Extracted text:
..........

When in April of 2000, violinist Diana Levine went to her local health center seeking migraine treatment, a physician’s assistant administered Phenergan intravenously via the IV push method. But because the syringe missed Levine’s vein, the arm became gangrenous in a couple of weeks, and ultimately had to be amputated.
Levine sued Wyeth in Vermont State court, but the case was taken all the way to the US Supreme Court. Ultimately, the question the Court had to decide was whether or not Wyeth should be liable for Levine’s gangrene and subsequent arm amputation because the company knew of the risks of gangrene from the IV push method (more than 50 patients have developed gangrene as a result of using this specific method with Phenergan), and nevertheless marketed the drug to be used this way.

..........

[Document understanding data]
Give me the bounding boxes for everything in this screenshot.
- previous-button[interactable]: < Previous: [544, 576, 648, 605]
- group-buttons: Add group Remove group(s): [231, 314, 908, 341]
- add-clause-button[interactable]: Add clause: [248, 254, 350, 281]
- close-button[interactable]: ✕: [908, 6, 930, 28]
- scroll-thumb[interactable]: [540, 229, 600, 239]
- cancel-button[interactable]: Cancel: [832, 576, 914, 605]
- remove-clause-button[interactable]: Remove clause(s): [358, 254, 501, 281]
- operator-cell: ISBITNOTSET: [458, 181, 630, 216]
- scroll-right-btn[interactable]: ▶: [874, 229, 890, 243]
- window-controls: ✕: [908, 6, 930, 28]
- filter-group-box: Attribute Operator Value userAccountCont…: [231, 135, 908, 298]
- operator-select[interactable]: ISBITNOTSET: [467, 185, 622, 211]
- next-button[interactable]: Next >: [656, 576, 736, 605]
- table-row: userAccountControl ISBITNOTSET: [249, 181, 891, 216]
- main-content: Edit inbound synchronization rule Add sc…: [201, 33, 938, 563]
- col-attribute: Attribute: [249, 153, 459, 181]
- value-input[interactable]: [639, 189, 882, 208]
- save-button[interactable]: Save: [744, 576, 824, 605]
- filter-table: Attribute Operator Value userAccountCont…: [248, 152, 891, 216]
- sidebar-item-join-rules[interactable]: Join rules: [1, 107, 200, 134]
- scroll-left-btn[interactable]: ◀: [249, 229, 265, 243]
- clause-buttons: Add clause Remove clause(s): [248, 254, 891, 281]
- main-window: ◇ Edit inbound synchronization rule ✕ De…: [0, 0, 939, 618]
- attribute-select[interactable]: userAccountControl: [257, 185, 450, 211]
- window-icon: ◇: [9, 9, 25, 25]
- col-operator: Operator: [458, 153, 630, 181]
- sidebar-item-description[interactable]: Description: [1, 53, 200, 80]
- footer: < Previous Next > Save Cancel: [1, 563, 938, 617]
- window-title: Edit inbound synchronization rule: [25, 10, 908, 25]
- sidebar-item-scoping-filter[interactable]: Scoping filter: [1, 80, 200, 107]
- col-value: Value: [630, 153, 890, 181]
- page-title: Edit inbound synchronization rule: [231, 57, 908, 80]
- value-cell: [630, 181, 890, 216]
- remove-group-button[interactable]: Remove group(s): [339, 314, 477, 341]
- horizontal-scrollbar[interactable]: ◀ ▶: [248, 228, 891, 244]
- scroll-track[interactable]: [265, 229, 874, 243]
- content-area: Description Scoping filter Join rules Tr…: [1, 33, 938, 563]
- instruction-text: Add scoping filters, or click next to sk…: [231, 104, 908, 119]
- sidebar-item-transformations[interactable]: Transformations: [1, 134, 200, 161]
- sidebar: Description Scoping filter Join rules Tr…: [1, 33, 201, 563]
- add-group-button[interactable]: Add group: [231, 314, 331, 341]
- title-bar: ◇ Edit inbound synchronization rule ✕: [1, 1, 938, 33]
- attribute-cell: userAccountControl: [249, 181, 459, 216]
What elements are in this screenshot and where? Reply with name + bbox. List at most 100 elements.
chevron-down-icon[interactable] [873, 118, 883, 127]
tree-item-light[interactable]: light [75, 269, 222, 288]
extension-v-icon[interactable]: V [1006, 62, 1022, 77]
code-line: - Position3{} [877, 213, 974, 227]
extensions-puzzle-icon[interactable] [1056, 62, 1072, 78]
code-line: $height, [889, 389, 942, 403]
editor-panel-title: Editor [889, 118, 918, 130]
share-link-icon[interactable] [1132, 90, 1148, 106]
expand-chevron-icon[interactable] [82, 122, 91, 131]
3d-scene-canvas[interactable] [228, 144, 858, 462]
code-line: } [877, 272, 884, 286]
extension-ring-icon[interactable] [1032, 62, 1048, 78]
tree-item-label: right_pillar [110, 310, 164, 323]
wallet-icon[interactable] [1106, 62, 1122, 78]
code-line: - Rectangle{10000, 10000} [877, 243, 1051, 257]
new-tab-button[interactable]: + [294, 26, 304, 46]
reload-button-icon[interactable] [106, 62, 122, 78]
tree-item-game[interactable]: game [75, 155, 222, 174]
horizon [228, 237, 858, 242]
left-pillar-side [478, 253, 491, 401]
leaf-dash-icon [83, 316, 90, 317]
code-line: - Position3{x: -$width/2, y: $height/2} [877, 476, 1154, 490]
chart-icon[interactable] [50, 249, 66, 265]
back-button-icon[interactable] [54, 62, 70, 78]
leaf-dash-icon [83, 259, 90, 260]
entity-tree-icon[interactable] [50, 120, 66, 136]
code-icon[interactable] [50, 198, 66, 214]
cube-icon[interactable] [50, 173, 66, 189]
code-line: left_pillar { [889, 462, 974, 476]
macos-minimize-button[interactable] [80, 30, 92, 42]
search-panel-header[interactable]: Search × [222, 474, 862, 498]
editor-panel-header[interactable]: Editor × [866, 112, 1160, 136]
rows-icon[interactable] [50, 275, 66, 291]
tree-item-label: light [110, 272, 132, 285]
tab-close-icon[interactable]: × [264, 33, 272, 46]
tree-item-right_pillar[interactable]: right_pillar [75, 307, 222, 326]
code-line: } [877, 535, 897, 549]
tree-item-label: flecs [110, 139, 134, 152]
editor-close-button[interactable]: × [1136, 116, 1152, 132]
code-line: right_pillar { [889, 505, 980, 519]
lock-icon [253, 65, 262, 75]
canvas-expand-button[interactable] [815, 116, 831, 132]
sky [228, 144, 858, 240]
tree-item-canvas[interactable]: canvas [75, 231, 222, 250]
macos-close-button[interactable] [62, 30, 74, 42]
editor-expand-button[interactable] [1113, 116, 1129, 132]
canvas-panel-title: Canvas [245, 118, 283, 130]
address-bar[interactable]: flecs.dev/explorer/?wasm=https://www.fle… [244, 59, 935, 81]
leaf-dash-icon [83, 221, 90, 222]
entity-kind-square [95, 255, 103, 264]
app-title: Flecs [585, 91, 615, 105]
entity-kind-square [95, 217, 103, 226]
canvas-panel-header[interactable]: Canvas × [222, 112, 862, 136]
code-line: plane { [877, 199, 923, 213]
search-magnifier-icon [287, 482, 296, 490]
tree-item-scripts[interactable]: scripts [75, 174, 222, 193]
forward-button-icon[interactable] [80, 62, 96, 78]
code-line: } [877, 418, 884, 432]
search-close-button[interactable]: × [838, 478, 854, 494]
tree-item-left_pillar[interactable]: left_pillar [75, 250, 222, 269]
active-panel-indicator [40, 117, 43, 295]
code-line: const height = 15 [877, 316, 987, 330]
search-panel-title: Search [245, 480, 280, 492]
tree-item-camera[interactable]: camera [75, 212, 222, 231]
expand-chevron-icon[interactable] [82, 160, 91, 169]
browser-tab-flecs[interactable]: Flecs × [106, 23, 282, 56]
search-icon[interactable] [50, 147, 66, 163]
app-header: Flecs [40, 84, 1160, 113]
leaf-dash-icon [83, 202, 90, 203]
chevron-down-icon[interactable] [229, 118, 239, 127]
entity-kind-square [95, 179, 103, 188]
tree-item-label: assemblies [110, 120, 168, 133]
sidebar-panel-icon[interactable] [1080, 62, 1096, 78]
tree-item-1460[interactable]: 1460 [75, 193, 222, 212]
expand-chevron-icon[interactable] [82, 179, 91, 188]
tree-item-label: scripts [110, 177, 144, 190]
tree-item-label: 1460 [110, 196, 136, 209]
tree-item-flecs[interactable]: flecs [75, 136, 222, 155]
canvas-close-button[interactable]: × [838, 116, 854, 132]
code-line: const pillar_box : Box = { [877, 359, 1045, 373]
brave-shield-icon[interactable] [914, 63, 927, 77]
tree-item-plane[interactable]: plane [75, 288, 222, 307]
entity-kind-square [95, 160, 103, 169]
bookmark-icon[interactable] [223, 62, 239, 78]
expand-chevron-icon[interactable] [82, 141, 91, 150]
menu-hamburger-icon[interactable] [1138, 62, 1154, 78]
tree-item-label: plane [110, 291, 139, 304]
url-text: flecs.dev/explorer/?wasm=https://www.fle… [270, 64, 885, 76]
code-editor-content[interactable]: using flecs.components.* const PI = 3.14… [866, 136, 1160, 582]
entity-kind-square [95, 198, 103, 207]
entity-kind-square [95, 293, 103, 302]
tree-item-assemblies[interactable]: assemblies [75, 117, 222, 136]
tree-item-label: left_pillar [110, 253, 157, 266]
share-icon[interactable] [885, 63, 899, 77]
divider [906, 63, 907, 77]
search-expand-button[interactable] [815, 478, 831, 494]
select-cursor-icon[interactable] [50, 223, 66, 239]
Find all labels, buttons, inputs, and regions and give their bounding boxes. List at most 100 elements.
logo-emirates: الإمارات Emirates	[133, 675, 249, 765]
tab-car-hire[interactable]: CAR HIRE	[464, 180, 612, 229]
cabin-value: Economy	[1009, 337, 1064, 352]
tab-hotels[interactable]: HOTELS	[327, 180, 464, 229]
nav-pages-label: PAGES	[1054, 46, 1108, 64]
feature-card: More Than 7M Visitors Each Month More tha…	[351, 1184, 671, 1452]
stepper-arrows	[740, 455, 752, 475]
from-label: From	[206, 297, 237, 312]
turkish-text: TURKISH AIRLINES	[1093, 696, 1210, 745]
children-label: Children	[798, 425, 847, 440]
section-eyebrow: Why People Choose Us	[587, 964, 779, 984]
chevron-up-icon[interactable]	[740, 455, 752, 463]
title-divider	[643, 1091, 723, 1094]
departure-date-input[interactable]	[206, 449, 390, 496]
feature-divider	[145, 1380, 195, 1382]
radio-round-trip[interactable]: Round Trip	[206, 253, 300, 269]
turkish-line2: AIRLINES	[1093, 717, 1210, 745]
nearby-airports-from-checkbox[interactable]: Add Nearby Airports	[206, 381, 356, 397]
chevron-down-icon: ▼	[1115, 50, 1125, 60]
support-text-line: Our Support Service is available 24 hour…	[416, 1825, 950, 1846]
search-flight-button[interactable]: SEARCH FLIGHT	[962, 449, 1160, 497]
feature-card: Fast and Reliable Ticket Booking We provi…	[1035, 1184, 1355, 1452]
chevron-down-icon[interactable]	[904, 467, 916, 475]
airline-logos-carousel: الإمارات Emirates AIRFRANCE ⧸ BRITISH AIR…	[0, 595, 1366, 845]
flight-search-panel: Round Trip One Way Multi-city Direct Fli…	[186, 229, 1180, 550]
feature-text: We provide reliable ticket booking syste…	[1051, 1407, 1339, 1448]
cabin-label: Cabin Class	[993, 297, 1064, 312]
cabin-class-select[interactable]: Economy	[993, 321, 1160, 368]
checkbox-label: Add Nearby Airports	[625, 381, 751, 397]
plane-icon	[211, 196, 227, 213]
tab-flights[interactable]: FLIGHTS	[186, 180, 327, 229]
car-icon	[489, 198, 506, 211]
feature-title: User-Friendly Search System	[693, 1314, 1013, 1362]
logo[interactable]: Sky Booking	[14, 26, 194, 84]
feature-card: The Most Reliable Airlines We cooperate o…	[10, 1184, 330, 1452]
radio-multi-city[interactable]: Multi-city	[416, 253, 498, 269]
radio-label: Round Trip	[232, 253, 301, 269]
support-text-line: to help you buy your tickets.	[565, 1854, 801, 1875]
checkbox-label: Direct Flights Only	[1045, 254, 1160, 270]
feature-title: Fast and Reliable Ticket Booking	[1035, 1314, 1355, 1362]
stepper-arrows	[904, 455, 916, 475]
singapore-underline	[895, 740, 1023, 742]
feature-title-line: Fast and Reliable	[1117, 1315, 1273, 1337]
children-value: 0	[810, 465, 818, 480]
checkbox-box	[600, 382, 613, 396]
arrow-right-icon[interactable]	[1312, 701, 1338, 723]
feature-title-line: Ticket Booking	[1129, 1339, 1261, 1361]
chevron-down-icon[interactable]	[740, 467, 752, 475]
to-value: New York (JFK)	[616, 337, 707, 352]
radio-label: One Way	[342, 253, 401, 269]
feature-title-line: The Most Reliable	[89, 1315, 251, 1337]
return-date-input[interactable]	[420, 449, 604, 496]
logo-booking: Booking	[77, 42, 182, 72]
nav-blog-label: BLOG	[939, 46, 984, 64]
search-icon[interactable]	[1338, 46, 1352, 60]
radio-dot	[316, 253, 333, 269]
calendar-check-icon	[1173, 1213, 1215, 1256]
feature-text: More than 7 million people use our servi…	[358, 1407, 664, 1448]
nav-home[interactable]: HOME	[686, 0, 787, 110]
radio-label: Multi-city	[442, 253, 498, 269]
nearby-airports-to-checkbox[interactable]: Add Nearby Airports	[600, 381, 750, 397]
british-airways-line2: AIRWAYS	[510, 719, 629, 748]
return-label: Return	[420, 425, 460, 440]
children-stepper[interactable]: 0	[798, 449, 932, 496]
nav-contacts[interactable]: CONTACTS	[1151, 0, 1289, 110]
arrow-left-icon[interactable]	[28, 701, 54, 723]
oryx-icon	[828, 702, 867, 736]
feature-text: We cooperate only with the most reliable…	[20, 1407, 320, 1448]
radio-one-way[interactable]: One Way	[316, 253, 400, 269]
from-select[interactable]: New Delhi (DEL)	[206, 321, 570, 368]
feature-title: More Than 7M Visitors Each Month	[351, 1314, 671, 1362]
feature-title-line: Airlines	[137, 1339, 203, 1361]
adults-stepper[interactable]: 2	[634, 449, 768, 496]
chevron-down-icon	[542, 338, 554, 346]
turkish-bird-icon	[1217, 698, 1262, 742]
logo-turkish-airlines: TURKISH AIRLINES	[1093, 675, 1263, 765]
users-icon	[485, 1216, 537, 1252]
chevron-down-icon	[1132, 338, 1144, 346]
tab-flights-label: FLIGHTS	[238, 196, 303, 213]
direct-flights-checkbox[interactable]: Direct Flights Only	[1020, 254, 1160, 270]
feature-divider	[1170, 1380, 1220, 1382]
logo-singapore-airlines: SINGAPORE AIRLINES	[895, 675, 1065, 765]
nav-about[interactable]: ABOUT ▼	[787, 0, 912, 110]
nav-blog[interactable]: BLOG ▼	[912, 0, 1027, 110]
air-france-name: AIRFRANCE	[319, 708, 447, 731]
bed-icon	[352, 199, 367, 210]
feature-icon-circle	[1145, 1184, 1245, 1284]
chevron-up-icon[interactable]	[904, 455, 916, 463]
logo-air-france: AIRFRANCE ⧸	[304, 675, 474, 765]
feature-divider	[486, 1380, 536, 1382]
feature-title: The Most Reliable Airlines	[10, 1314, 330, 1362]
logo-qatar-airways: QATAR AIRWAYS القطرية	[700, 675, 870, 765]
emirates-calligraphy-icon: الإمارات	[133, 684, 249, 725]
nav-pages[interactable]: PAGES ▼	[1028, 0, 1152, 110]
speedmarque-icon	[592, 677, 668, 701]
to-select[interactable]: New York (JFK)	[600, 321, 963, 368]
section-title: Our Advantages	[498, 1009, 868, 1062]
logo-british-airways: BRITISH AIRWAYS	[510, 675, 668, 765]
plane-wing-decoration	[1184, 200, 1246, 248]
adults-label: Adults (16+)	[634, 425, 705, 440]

..........

Tasks to complete:
1. According to the text about Diana Levine's case, what drug did the physician's assistant give her intravenously?
2. Using the text about Diana Levine's case, explain why the Supreme Court had to consider whether Wyeth should be liable for Levine's gangrene and amputation.
3. Write a continuation of the text about Diana Levine's case, starting after its last sentence.
The entries have no connection to the text about Diana Levine's case.

Numbered answers:
1. Phenergan.

2. Wyeth knew that the IV push method carried a risk of gangrene, since more than 50 patients had developed gangrene after receiving Phenergan this way. Even so, the company marketed the drug to be used by that method.

3.
The Supreme Court sided with Levine, rejecting Wyeth’s arguments in favor of federal preemption and awarding the plaintiff $6.7 million in damages. Until last week, however, the FDA didn’t respond by placing any more regulations on Phenergan, also known as promethazine.
Now, promethazine will carry a black box label warning physicians that the safest way to administer the drug is through intramuscular injection (not IV push).
While it would have been gratifying to see the FDA ban the IV push method altogether with this drug, as Levine has indicated herself, the black box warning is nevertheless a win for consumer protections.